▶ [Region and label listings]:
= = = = =
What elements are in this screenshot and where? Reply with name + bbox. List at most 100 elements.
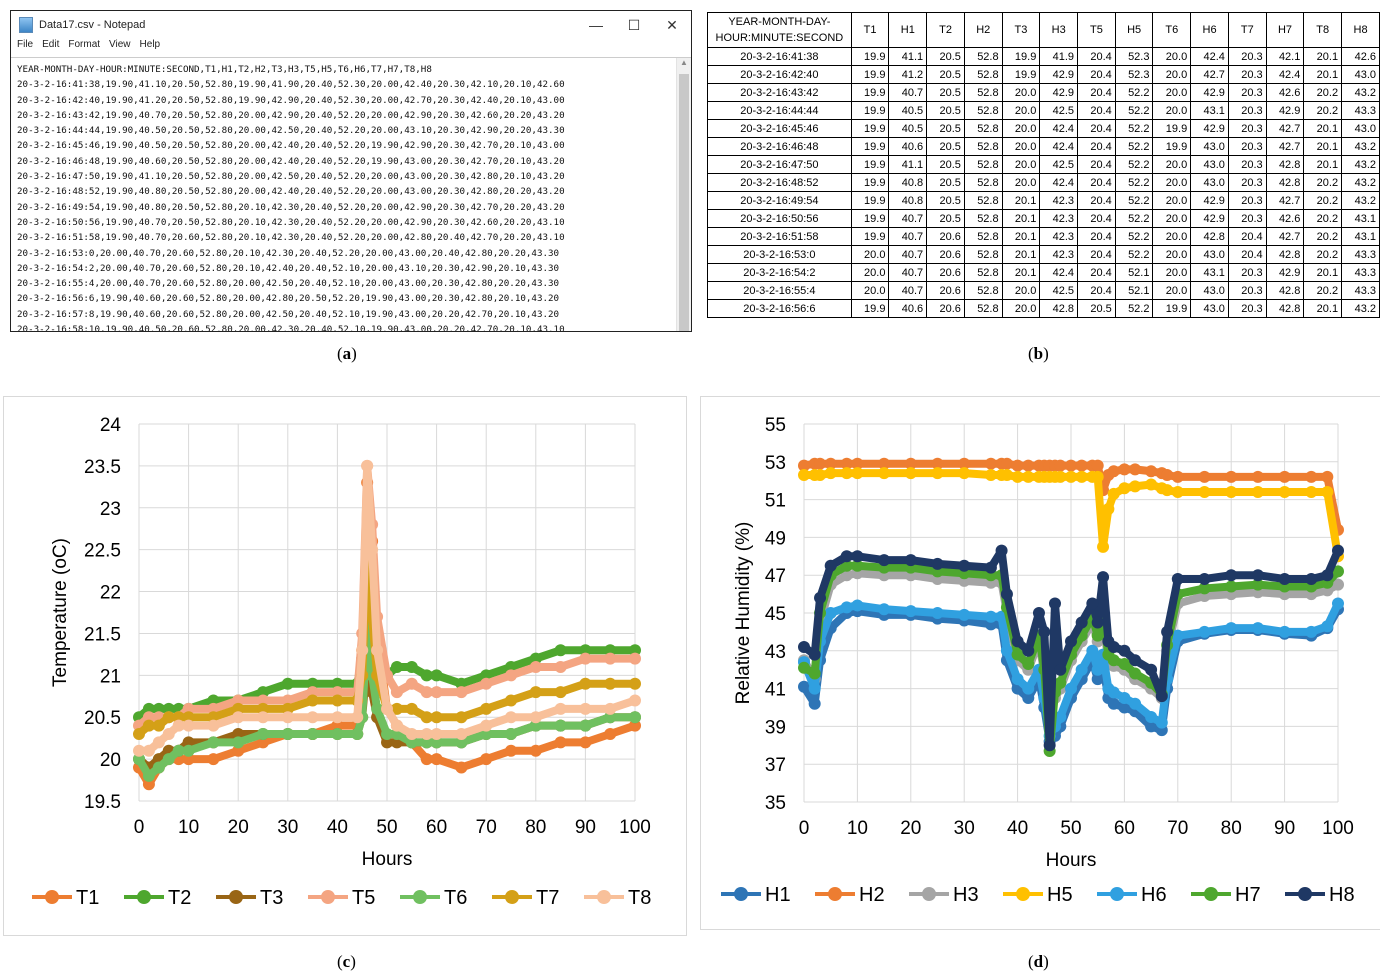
data-point-t2	[331, 677, 344, 690]
vertical-scrollbar[interactable]: ▲	[676, 58, 691, 331]
value-cell: 40.6	[888, 137, 928, 156]
x-tick-label: 100	[1322, 818, 1354, 839]
data-point-h8	[1129, 654, 1142, 667]
value-cell: 19.9	[850, 191, 890, 210]
value-cell: 20.5	[926, 119, 965, 138]
value-cell: 40.8	[888, 173, 928, 192]
notepad-titlebar[interactable]: Data17.csv - Notepad — ☐ ✕	[11, 11, 691, 39]
data-point-t7	[331, 694, 344, 707]
value-cell: 20.0	[1152, 83, 1192, 102]
data-point-h8	[824, 559, 837, 572]
timestamp-cell: 20-3-2-16:53:0	[707, 245, 852, 264]
data-point-t1	[480, 753, 493, 766]
data-point-h6	[1129, 697, 1142, 710]
value-cell: 52.2	[1114, 101, 1154, 120]
value-cell: 42.3	[1039, 209, 1079, 228]
data-point-t6	[405, 736, 418, 749]
column-header: T8	[1303, 12, 1343, 48]
value-cell: 43.3	[1341, 263, 1380, 282]
data-point-h8	[1251, 569, 1264, 582]
value-cell: 20.5	[926, 101, 965, 120]
legend-label: T5	[352, 887, 375, 909]
value-cell: 43.2	[1341, 191, 1380, 210]
value-cell: 20.3	[1227, 263, 1267, 282]
data-point-h5	[958, 467, 971, 480]
legend-label: T8	[628, 887, 651, 909]
column-header: H8	[1341, 12, 1380, 48]
data-point-t7	[133, 727, 145, 740]
text-editor[interactable]: YEAR-MONTH-DAY-HOUR:MINUTE:SECOND,T1,H1,…	[11, 57, 691, 331]
value-cell: 20.0	[1001, 281, 1041, 300]
menu-edit[interactable]: Edit	[42, 39, 60, 50]
value-cell: 43.2	[1341, 299, 1380, 318]
value-cell: 40.7	[888, 245, 928, 264]
data-point-h2	[1161, 469, 1174, 482]
scroll-up-icon[interactable]: ▲	[680, 58, 688, 67]
value-cell: 52.8	[963, 47, 1003, 66]
value-cell: 43.1	[1341, 209, 1380, 228]
data-point-h1	[808, 697, 821, 710]
data-point-t8	[351, 711, 364, 724]
y-tick-label: 23	[100, 499, 121, 520]
table-row: 20-3-2-16:47:50 19.9 41.1 20.5 52.8 20.0 42.5 2…	[707, 155, 1380, 174]
data-point-t6	[162, 753, 175, 766]
timestamp-cell: 20-3-2-16:49:54	[707, 191, 852, 210]
minimize-button[interactable]: —	[589, 16, 603, 33]
menu-help[interactable]: Help	[139, 39, 161, 50]
data-point-h6	[1054, 710, 1067, 723]
data-point-t2	[455, 677, 468, 690]
data-point-t6	[604, 711, 617, 724]
value-cell: 42.9	[1190, 119, 1229, 138]
caption-b: (b)	[1028, 344, 1049, 363]
data-point-t6	[579, 719, 592, 732]
menu-format[interactable]: Format	[68, 39, 101, 50]
close-button[interactable]: ✕	[666, 16, 678, 33]
value-cell: 42.8	[1265, 245, 1305, 264]
caption-a: (a)	[337, 344, 357, 363]
scrollbar-thumb[interactable]	[679, 74, 689, 331]
data-point-t8	[381, 702, 393, 715]
data-point-h1	[1145, 720, 1158, 733]
maximize-button[interactable]: ☐	[627, 16, 641, 33]
column-header: H1	[888, 12, 928, 48]
data-point-t2	[405, 660, 418, 673]
value-cell: 20.2	[1303, 83, 1343, 102]
value-cell: 20.5	[926, 137, 965, 156]
data-point-t5	[306, 686, 319, 699]
value-cell: 19.9	[850, 137, 890, 156]
menu-view[interactable]: View	[109, 39, 131, 50]
data-point-t8	[257, 711, 269, 724]
data-point-h5	[1225, 486, 1238, 499]
data-point-h6	[1251, 622, 1264, 635]
value-cell: 20.6	[926, 299, 965, 318]
value-cell: 42.9	[1190, 83, 1229, 102]
data-point-h6	[1278, 625, 1291, 638]
data-point-h6	[1145, 710, 1158, 723]
data-point-h8	[1032, 607, 1045, 619]
data-point-t7	[420, 711, 433, 724]
value-cell: 20.0	[1001, 137, 1041, 156]
data-point-t8	[142, 744, 155, 757]
value-cell: 20.1	[1001, 209, 1041, 228]
data-point-t7	[554, 686, 567, 699]
notepad-window: Data17.csv - Notepad — ☐ ✕ File Edit For…	[10, 10, 692, 332]
data-point-h5	[798, 469, 810, 482]
x-tick-label: 30	[277, 817, 298, 838]
menu-file[interactable]: File	[17, 39, 34, 50]
data-point-t6	[257, 727, 269, 740]
column-header: H5	[1114, 12, 1154, 48]
value-cell: 20.0	[1001, 155, 1041, 174]
data-point-h1	[1107, 697, 1120, 710]
value-cell: 20.4	[1077, 173, 1116, 192]
column-header: H7	[1265, 12, 1305, 48]
column-header: H2	[963, 12, 1003, 48]
value-cell: 20.2	[1303, 227, 1343, 246]
value-cell: 43.1	[1190, 101, 1229, 120]
value-cell: 20.0	[1001, 83, 1041, 102]
data-point-h8	[878, 554, 891, 567]
value-cell: 42.9	[1265, 263, 1305, 282]
value-cell: 43.0	[1190, 173, 1229, 192]
data-point-t2	[142, 702, 155, 715]
data-point-h2	[1065, 459, 1077, 472]
data-point-t7	[505, 694, 517, 707]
= = = = =
▶ [Task to carry out]: Please reproduce every line of the material above word for word, omitting the pictures.

▶ [Output for this task]:
What elements are in this screenshot and where? Reply with name + bbox. List at most 100 elements.
data-point-t2	[331, 677, 344, 690]
vertical-scrollbar[interactable]: ▲	[676, 58, 691, 331]
value-cell: 40.6	[888, 137, 928, 156]
x-tick-label: 100	[1322, 818, 1354, 839]
data-point-h8	[1129, 654, 1142, 667]
value-cell: 19.9	[850, 191, 890, 210]
value-cell: 20.5	[926, 119, 965, 138]
value-cell: 40.8	[888, 173, 928, 192]
notepad-titlebar[interactable]: Data17.csv - Notepad — ☐ ✕	[11, 11, 691, 39]
data-point-t7	[331, 694, 344, 707]
value-cell: 20.0	[1152, 83, 1192, 102]
data-point-h8	[824, 559, 837, 572]
timestamp-cell: 20-3-2-16:53:0	[707, 245, 852, 264]
data-point-t1	[480, 753, 493, 766]
data-point-h6	[1129, 697, 1142, 710]
value-cell: 52.2	[1114, 101, 1154, 120]
value-cell: 42.3	[1039, 209, 1079, 228]
data-point-t6	[405, 736, 418, 749]
column-header: T8	[1303, 12, 1343, 48]
value-cell: 43.3	[1341, 263, 1380, 282]
data-point-h8	[1251, 569, 1264, 582]
value-cell: 20.5	[926, 101, 965, 120]
legend-label: T5	[352, 887, 375, 909]
value-cell: 43.2	[1341, 191, 1380, 210]
value-cell: 20.3	[1227, 263, 1267, 282]
data-point-h5	[958, 467, 971, 480]
legend-label: T8	[628, 887, 651, 909]
column-header: H8	[1341, 12, 1380, 48]
data-point-t7	[133, 727, 145, 740]
text-editor[interactable]: YEAR-MONTH-DAY-HOUR:MINUTE:SECOND,T1,H1,…	[11, 57, 691, 331]
value-cell: 20.0	[1001, 281, 1041, 300]
menu-edit[interactable]: Edit	[42, 39, 60, 50]
value-cell: 43.2	[1341, 299, 1380, 318]
value-cell: 40.7	[888, 245, 928, 264]
data-point-h2	[1161, 469, 1174, 482]
scroll-up-icon[interactable]: ▲	[680, 58, 688, 67]
value-cell: 52.8	[963, 47, 1003, 66]
value-cell: 43.1	[1341, 209, 1380, 228]
data-point-h1	[808, 697, 821, 710]
data-point-t8	[351, 711, 364, 724]
y-tick-label: 23	[100, 499, 121, 520]
table-row: 20-3-2-16:47:50 19.9 41.1 20.5 52.8 20.0 42.5 2…	[707, 155, 1380, 174]
data-point-t6	[162, 753, 175, 766]
timestamp-cell: 20-3-2-16:49:54	[707, 191, 852, 210]
minimize-button[interactable]: —	[589, 16, 603, 33]
menu-help[interactable]: Help	[139, 39, 161, 50]
data-point-h6	[1054, 710, 1067, 723]
data-point-t2	[455, 677, 468, 690]
data-point-t6	[604, 711, 617, 724]
value-cell: 42.9	[1190, 119, 1229, 138]
caption-b: (b)	[1028, 344, 1049, 363]
data-point-t6	[579, 719, 592, 732]
menu-format[interactable]: Format	[68, 39, 101, 50]
close-button[interactable]: ✕	[666, 16, 678, 33]
value-cell: 42.8	[1265, 245, 1305, 264]
caption-a: (a)	[337, 344, 357, 363]
scrollbar-thumb[interactable]	[679, 74, 689, 331]
data-point-t8	[381, 702, 393, 715]
data-point-h1	[1145, 720, 1158, 733]
maximize-button[interactable]: ☐	[627, 16, 641, 33]
column-header: H1	[888, 12, 928, 48]
data-point-t2	[405, 660, 418, 673]
value-cell: 20.2	[1303, 83, 1343, 102]
value-cell: 20.5	[926, 137, 965, 156]
data-point-t5	[306, 686, 319, 699]
value-cell: 19.9	[850, 137, 890, 156]
menu-view[interactable]: View	[109, 39, 131, 50]
data-point-t8	[257, 711, 269, 724]
data-point-h5	[1225, 486, 1238, 499]
data-point-h6	[1251, 622, 1264, 635]
value-cell: 20.6	[926, 299, 965, 318]
value-cell: 42.9	[1190, 83, 1229, 102]
data-point-h6	[1278, 625, 1291, 638]
data-point-h6	[1145, 710, 1158, 723]
data-point-h8	[1032, 607, 1045, 619]
data-point-t7	[420, 711, 433, 724]
value-cell: 20.0	[1001, 137, 1041, 156]
data-point-t8	[142, 744, 155, 757]
value-cell: 20.1	[1001, 209, 1041, 228]
data-point-t7	[554, 686, 567, 699]
notepad-window: Data17.csv - Notepad — ☐ ✕ File Edit For…	[10, 10, 692, 332]
data-point-h5	[798, 469, 810, 482]
x-tick-label: 30	[277, 817, 298, 838]
menu-file[interactable]: File	[17, 39, 34, 50]
data-point-t6	[257, 727, 269, 740]
column-header: H5	[1114, 12, 1154, 48]
value-cell: 20.0	[1001, 155, 1041, 174]
data-point-h1	[1107, 697, 1120, 710]
value-cell: 20.4	[1077, 173, 1116, 192]
column-header: H7	[1265, 12, 1305, 48]
column-header: H2	[963, 12, 1003, 48]
value-cell: 20.2	[1303, 227, 1343, 246]
value-cell: 43.1	[1190, 101, 1229, 120]
value-cell: 20.0	[1001, 83, 1041, 102]
data-point-h8	[878, 554, 891, 567]
value-cell: 42.9	[1265, 263, 1305, 282]
value-cell: 43.0	[1190, 173, 1229, 192]
data-point-t2	[142, 702, 155, 715]
data-point-h2	[1065, 459, 1077, 472]
data-point-t7	[505, 694, 517, 707]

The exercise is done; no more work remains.